* [Given records]
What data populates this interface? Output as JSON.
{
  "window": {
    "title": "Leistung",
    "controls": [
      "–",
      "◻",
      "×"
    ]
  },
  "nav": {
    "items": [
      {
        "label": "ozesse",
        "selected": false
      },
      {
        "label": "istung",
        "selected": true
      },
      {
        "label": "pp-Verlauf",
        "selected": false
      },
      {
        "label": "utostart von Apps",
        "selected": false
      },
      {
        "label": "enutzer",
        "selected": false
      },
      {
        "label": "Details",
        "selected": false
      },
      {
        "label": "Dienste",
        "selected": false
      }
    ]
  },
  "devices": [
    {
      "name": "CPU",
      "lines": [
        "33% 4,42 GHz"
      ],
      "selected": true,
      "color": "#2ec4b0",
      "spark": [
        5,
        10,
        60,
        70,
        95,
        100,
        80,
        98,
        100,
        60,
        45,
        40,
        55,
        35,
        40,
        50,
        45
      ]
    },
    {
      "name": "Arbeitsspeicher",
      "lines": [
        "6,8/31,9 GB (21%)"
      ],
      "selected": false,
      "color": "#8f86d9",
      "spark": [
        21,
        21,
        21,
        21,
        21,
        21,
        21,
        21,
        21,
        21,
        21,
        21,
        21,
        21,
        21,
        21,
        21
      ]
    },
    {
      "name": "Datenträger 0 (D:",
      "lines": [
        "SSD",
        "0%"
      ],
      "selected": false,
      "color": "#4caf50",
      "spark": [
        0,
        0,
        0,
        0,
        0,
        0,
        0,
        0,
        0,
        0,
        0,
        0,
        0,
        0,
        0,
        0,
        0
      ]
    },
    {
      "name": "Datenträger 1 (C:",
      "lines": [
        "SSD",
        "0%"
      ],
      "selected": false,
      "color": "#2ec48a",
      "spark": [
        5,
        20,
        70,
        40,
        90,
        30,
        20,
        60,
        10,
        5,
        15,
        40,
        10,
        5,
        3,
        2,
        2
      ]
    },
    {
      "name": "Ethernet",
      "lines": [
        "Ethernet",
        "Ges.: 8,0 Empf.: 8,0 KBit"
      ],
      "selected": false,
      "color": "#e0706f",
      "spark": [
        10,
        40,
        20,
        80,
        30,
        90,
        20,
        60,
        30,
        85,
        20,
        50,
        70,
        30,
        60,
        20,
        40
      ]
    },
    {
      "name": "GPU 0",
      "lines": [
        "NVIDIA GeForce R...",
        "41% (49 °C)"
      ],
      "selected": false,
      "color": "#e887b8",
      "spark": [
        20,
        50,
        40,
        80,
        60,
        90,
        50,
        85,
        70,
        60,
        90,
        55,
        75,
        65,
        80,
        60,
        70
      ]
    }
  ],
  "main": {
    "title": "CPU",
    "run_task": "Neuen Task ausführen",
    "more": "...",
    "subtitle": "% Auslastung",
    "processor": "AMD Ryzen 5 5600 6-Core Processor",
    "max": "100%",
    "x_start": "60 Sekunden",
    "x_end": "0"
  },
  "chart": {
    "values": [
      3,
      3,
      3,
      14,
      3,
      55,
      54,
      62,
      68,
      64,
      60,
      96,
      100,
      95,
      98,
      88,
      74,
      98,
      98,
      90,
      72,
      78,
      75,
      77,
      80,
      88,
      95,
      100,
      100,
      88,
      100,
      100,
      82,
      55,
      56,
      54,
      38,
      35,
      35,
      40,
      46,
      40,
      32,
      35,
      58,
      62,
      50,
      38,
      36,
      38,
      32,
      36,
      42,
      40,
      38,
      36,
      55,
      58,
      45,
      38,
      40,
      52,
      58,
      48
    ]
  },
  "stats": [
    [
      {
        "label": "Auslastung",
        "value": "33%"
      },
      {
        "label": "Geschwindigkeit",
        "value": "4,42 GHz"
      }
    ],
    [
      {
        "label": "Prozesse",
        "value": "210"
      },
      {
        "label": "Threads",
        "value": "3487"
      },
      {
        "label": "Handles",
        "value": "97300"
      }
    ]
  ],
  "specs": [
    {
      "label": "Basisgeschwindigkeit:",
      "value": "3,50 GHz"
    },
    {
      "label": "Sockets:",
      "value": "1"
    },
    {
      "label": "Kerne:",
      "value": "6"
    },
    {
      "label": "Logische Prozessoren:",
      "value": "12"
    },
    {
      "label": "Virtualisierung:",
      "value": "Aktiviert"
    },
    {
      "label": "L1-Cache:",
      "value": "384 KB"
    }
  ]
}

* [Exercise description]
Reproduce every line above without error.

* [Answer to the exercise]
What data populates this interface? Output as JSON.
{
  "window": {
    "title": "Leistung",
    "controls": [
      "–",
      "◻",
      "×"
    ]
  },
  "nav": {
    "items": [
      {
        "label": "ozesse",
        "selected": false
      },
      {
        "label": "istung",
        "selected": true
      },
      {
        "label": "pp-Verlauf",
        "selected": false
      },
      {
        "label": "utostart von Apps",
        "selected": false
      },
      {
        "label": "enutzer",
        "selected": false
      },
      {
        "label": "Details",
        "selected": false
      },
      {
        "label": "Dienste",
        "selected": false
      }
    ]
  },
  "devices": [
    {
      "name": "CPU",
      "lines": [
        "33% 4,42 GHz"
      ],
      "selected": true,
      "color": "#2ec4b0",
      "spark": [
        5,
        10,
        60,
        70,
        95,
        100,
        80,
        98,
        100,
        60,
        45,
        40,
        55,
        35,
        40,
        50,
        45
      ]
    },
    {
      "name": "Arbeitsspeicher",
      "lines": [
        "6,8/31,9 GB (21%)"
      ],
      "selected": false,
      "color": "#8f86d9",
      "spark": [
        21,
        21,
        21,
        21,
        21,
        21,
        21,
        21,
        21,
        21,
        21,
        21,
        21,
        21,
        21,
        21,
        21
      ]
    },
    {
      "name": "Datenträger 0 (D:",
      "lines": [
        "SSD",
        "0%"
      ],
      "selected": false,
      "color": "#4caf50",
      "spark": [
        0,
        0,
        0,
        0,
        0,
        0,
        0,
        0,
        0,
        0,
        0,
        0,
        0,
        0,
        0,
        0,
        0
      ]
    },
    {
      "name": "Datenträger 1 (C:",
      "lines": [
        "SSD",
        "0%"
      ],
      "selected": false,
      "color": "#2ec48a",
      "spark": [
        5,
        20,
        70,
        40,
        90,
        30,
        20,
        60,
        10,
        5,
        15,
        40,
        10,
        5,
        3,
        2,
        2
      ]
    },
    {
      "name": "Ethernet",
      "lines": [
        "Ethernet",
        "Ges.: 8,0 Empf.: 8,0 KBit"
      ],
      "selected": false,
      "color": "#e0706f",
      "spark": [
        10,
        40,
        20,
        80,
        30,
        90,
        20,
        60,
        30,
        85,
        20,
        50,
        70,
        30,
        60,
        20,
        40
      ]
    },
    {
      "name": "GPU 0",
      "lines": [
        "NVIDIA GeForce R...",
        "41% (49 °C)"
      ],
      "selected": false,
      "color": "#e887b8",
      "spark": [
        20,
        50,
        40,
        80,
        60,
        90,
        50,
        85,
        70,
        60,
        90,
        55,
        75,
        65,
        80,
        60,
        70
      ]
    }
  ],
  "main": {
    "title": "CPU",
    "run_task": "Neuen Task ausführen",
    "more": "...",
    "subtitle": "% Auslastung",
    "processor": "AMD Ryzen 5 5600 6-Core Processor",
    "max": "100%",
    "x_start": "60 Sekunden",
    "x_end": "0"
  },
  "chart": {
    "values": [
      3,
      3,
      3,
      14,
      3,
      55,
      54,
      62,
      68,
      64,
      60,
      96,
      100,
      95,
      98,
      88,
      74,
      98,
      98,
      90,
      72,
      78,
      75,
      77,
      80,
      88,
      95,
      100,
      100,
      88,
      100,
      100,
      82,
      55,
      56,
      54,
      38,
      35,
      35,
      40,
      46,
      40,
      32,
      35,
      58,
      62,
      50,
      38,
      36,
      38,
      32,
      36,
      42,
      40,
      38,
      36,
      55,
      58,
      45,
      38,
      40,
      52,
      58,
      48
    ]
  },
  "stats": [
    [
      {
        "label": "Auslastung",
        "value": "33%"
      },
      {
        "label": "Geschwindigkeit",
        "value": "4,42 GHz"
      }
    ],
    [
      {
        "label": "Prozesse",
        "value": "210"
      },
      {
        "label": "Threads",
        "value": "3487"
      },
      {
        "label": "Handles",
        "value": "97300"
      }
    ]
  ],
  "specs": [
    {
      "label": "Basisgeschwindigkeit:",
      "value": "3,50 GHz"
    },
    {
      "label": "Sockets:",
      "value": "1"
    },
    {
      "label": "Kerne:",
      "value": "6"
    },
    {
      "label": "Logische Prozessoren:",
      "value": "12"
    },
    {
      "label": "Virtualisierung:",
      "value": "Aktiviert"
    },
    {
      "label": "L1-Cache:",
      "value": "384 KB"
    }
  ]
}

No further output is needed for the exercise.